--- START OF DATA EXTRACT ---

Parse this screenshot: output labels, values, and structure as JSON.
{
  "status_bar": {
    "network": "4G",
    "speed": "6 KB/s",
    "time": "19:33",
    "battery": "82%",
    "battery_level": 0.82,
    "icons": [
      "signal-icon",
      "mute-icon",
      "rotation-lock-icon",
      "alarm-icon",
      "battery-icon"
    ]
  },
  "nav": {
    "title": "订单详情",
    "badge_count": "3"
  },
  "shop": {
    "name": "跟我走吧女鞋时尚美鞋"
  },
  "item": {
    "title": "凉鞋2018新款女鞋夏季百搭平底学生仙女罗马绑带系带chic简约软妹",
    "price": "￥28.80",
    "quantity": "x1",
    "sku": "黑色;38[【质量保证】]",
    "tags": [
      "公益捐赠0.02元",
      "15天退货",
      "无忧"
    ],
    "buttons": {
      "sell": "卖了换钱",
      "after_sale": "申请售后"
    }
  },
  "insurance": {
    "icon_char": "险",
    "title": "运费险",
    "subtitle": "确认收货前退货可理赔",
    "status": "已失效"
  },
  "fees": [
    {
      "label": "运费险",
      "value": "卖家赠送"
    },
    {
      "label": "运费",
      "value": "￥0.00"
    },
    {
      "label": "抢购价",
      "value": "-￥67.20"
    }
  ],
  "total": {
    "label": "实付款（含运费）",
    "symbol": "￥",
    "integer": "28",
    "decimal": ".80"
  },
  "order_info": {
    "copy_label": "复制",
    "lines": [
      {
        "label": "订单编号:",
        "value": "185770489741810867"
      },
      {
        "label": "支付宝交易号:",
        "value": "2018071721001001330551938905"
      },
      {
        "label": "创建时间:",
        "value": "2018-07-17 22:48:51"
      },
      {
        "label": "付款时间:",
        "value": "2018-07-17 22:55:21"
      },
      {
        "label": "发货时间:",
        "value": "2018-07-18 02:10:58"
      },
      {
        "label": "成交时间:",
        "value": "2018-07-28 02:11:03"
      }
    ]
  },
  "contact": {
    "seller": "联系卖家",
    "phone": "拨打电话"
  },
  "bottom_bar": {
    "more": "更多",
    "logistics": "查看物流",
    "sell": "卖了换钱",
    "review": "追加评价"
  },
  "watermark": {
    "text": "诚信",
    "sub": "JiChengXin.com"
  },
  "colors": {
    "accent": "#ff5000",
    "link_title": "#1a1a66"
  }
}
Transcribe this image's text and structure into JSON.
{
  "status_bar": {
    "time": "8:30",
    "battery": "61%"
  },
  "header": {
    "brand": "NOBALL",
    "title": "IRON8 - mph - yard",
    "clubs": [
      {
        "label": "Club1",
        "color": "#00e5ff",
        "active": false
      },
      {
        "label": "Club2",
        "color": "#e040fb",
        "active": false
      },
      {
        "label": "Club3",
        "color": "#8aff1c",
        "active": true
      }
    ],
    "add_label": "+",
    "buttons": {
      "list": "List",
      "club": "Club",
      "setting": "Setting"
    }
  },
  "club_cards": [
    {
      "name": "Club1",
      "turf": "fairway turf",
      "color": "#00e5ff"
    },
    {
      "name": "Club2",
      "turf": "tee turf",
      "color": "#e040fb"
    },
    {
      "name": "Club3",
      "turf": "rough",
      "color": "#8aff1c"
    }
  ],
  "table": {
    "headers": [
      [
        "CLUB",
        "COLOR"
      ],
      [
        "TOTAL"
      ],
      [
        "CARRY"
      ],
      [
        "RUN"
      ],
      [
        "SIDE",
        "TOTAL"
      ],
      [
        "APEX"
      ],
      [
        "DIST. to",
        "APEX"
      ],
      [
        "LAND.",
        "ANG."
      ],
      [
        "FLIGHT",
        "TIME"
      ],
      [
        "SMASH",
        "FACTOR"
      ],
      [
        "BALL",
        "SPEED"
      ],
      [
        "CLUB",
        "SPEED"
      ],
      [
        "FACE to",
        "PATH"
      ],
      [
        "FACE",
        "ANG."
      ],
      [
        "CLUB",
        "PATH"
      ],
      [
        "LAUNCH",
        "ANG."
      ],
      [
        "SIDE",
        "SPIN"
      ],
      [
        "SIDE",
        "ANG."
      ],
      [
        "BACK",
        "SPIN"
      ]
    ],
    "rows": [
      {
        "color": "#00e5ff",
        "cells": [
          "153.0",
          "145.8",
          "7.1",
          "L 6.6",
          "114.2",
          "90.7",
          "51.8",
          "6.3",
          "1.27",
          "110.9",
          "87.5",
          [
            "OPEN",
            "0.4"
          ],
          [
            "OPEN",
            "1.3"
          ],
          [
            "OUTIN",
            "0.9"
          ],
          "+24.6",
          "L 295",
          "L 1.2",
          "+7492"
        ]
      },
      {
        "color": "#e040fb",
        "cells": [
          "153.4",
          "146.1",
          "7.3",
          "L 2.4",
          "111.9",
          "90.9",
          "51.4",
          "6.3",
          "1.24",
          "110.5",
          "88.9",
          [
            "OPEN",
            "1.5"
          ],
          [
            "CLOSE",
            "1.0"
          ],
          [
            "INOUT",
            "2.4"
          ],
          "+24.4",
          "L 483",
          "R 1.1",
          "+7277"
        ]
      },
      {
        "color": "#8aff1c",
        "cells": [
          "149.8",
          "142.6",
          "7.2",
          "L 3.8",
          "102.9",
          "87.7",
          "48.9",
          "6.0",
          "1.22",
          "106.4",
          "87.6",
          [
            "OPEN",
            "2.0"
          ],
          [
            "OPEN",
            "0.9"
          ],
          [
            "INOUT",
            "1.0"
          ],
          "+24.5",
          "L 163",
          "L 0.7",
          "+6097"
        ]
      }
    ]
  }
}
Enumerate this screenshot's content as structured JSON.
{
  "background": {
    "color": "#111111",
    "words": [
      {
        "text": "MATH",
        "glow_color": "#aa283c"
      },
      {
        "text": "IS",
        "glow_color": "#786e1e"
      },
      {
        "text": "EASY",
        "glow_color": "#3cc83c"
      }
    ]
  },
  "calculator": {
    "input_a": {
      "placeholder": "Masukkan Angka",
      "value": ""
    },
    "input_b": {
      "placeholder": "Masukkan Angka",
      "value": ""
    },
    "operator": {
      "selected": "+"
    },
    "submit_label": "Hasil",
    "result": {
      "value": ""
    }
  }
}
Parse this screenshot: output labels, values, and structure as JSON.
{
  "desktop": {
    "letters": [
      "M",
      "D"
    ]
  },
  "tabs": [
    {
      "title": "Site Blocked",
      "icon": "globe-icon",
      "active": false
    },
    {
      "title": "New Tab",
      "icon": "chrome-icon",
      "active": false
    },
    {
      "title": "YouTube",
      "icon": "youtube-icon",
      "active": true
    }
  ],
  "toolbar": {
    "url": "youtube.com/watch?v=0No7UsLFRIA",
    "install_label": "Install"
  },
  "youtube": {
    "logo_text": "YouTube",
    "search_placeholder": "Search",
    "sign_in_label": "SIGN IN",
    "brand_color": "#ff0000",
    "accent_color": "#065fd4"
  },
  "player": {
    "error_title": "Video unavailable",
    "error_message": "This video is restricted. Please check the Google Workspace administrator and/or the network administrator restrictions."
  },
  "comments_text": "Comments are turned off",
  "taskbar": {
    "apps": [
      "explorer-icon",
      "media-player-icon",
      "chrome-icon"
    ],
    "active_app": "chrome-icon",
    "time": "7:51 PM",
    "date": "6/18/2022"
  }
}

--- END OF DATA EXTRACT ---

— AIM OF THE TASK —
Write the data back out verbatim.

— CORRECT ANSWER —
Parse this screenshot: output labels, values, and structure as JSON.
{
  "status_bar": {
    "network": "4G",
    "speed": "6 KB/s",
    "time": "19:33",
    "battery": "82%",
    "battery_level": 0.82,
    "icons": [
      "signal-icon",
      "mute-icon",
      "rotation-lock-icon",
      "alarm-icon",
      "battery-icon"
    ]
  },
  "nav": {
    "title": "订单详情",
    "badge_count": "3"
  },
  "shop": {
    "name": "跟我走吧女鞋时尚美鞋"
  },
  "item": {
    "title": "凉鞋2018新款女鞋夏季百搭平底学生仙女罗马绑带系带chic简约软妹",
    "price": "￥28.80",
    "quantity": "x1",
    "sku": "黑色;38[【质量保证】]",
    "tags": [
      "公益捐赠0.02元",
      "15天退货",
      "无忧"
    ],
    "buttons": {
      "sell": "卖了换钱",
      "after_sale": "申请售后"
    }
  },
  "insurance": {
    "icon_char": "险",
    "title": "运费险",
    "subtitle": "确认收货前退货可理赔",
    "status": "已失效"
  },
  "fees": [
    {
      "label": "运费险",
      "value": "卖家赠送"
    },
    {
      "label": "运费",
      "value": "￥0.00"
    },
    {
      "label": "抢购价",
      "value": "-￥67.20"
    }
  ],
  "total": {
    "label": "实付款（含运费）",
    "symbol": "￥",
    "integer": "28",
    "decimal": ".80"
  },
  "order_info": {
    "copy_label": "复制",
    "lines": [
      {
        "label": "订单编号:",
        "value": "185770489741810867"
      },
      {
        "label": "支付宝交易号:",
        "value": "2018071721001001330551938905"
      },
      {
        "label": "创建时间:",
        "value": "2018-07-17 22:48:51"
      },
      {
        "label": "付款时间:",
        "value": "2018-07-17 22:55:21"
      },
      {
        "label": "发货时间:",
        "value": "2018-07-18 02:10:58"
      },
      {
        "label": "成交时间:",
        "value": "2018-07-28 02:11:03"
      }
    ]
  },
  "contact": {
    "seller": "联系卖家",
    "phone": "拨打电话"
  },
  "bottom_bar": {
    "more": "更多",
    "logistics": "查看物流",
    "sell": "卖了换钱",
    "review": "追加评价"
  },
  "watermark": {
    "text": "诚信",
    "sub": "JiChengXin.com"
  },
  "colors": {
    "accent": "#ff5000",
    "link_title": "#1a1a66"
  }
}
Transcribe this image's text and structure into JSON.
{
  "status_bar": {
    "time": "8:30",
    "battery": "61%"
  },
  "header": {
    "brand": "NOBALL",
    "title": "IRON8 - mph - yard",
    "clubs": [
      {
        "label": "Club1",
        "color": "#00e5ff",
        "active": false
      },
      {
        "label": "Club2",
        "color": "#e040fb",
        "active": false
      },
      {
        "label": "Club3",
        "color": "#8aff1c",
        "active": true
      }
    ],
    "add_label": "+",
    "buttons": {
      "list": "List",
      "club": "Club",
      "setting": "Setting"
    }
  },
  "club_cards": [
    {
      "name": "Club1",
      "turf": "fairway turf",
      "color": "#00e5ff"
    },
    {
      "name": "Club2",
      "turf": "tee turf",
      "color": "#e040fb"
    },
    {
      "name": "Club3",
      "turf": "rough",
      "color": "#8aff1c"
    }
  ],
  "table": {
    "headers": [
      [
        "CLUB",
        "COLOR"
      ],
      [
        "TOTAL"
      ],
      [
        "CARRY"
      ],
      [
        "RUN"
      ],
      [
        "SIDE",
        "TOTAL"
      ],
      [
        "APEX"
      ],
      [
        "DIST. to",
        "APEX"
      ],
      [
        "LAND.",
        "ANG."
      ],
      [
        "FLIGHT",
        "TIME"
      ],
      [
        "SMASH",
        "FACTOR"
      ],
      [
        "BALL",
        "SPEED"
      ],
      [
        "CLUB",
        "SPEED"
      ],
      [
        "FACE to",
        "PATH"
      ],
      [
        "FACE",
        "ANG."
      ],
      [
        "CLUB",
        "PATH"
      ],
      [
        "LAUNCH",
        "ANG."
      ],
      [
        "SIDE",
        "SPIN"
      ],
      [
        "SIDE",
        "ANG."
      ],
      [
        "BACK",
        "SPIN"
      ]
    ],
    "rows": [
      {
        "color": "#00e5ff",
        "cells": [
          "153.0",
          "145.8",
          "7.1",
          "L 6.6",
          "114.2",
          "90.7",
          "51.8",
          "6.3",
          "1.27",
          "110.9",
          "87.5",
          [
            "OPEN",
            "0.4"
          ],
          [
            "OPEN",
            "1.3"
          ],
          [
            "OUTIN",
            "0.9"
          ],
          "+24.6",
          "L 295",
          "L 1.2",
          "+7492"
        ]
      },
      {
        "color": "#e040fb",
        "cells": [
          "153.4",
          "146.1",
          "7.3",
          "L 2.4",
          "111.9",
          "90.9",
          "51.4",
          "6.3",
          "1.24",
          "110.5",
          "88.9",
          [
            "OPEN",
            "1.5"
          ],
          [
            "CLOSE",
            "1.0"
          ],
          [
            "INOUT",
            "2.4"
          ],
          "+24.4",
          "L 483",
          "R 1.1",
          "+7277"
        ]
      },
      {
        "color": "#8aff1c",
        "cells": [
          "149.8",
          "142.6",
          "7.2",
          "L 3.8",
          "102.9",
          "87.7",
          "48.9",
          "6.0",
          "1.22",
          "106.4",
          "87.6",
          [
            "OPEN",
            "2.0"
          ],
          [
            "OPEN",
            "0.9"
          ],
          [
            "INOUT",
            "1.0"
          ],
          "+24.5",
          "L 163",
          "L 0.7",
          "+6097"
        ]
      }
    ]
  }
}
Enumerate this screenshot's content as structured JSON.
{
  "background": {
    "color": "#111111",
    "words": [
      {
        "text": "MATH",
        "glow_color": "#aa283c"
      },
      {
        "text": "IS",
        "glow_color": "#786e1e"
      },
      {
        "text": "EASY",
        "glow_color": "#3cc83c"
      }
    ]
  },
  "calculator": {
    "input_a": {
      "placeholder": "Masukkan Angka",
      "value": ""
    },
    "input_b": {
      "placeholder": "Masukkan Angka",
      "value": ""
    },
    "operator": {
      "selected": "+"
    },
    "submit_label": "Hasil",
    "result": {
      "value": ""
    }
  }
}
Parse this screenshot: output labels, values, and structure as JSON.
{
  "desktop": {
    "letters": [
      "M",
      "D"
    ]
  },
  "tabs": [
    {
      "title": "Site Blocked",
      "icon": "globe-icon",
      "active": false
    },
    {
      "title": "New Tab",
      "icon": "chrome-icon",
      "active": false
    },
    {
      "title": "YouTube",
      "icon": "youtube-icon",
      "active": true
    }
  ],
  "toolbar": {
    "url": "youtube.com/watch?v=0No7UsLFRIA",
    "install_label": "Install"
  },
  "youtube": {
    "logo_text": "YouTube",
    "search_placeholder": "Search",
    "sign_in_label": "SIGN IN",
    "brand_color": "#ff0000",
    "accent_color": "#065fd4"
  },
  "player": {
    "error_title": "Video unavailable",
    "error_message": "This video is restricted. Please check the Google Workspace administrator and/or the network administrator restrictions."
  },
  "comments_text": "Comments are turned off",
  "taskbar": {
    "apps": [
      "explorer-icon",
      "media-player-icon",
      "chrome-icon"
    ],
    "active_app": "chrome-icon",
    "time": "7:51 PM",
    "date": "6/18/2022"
  }
}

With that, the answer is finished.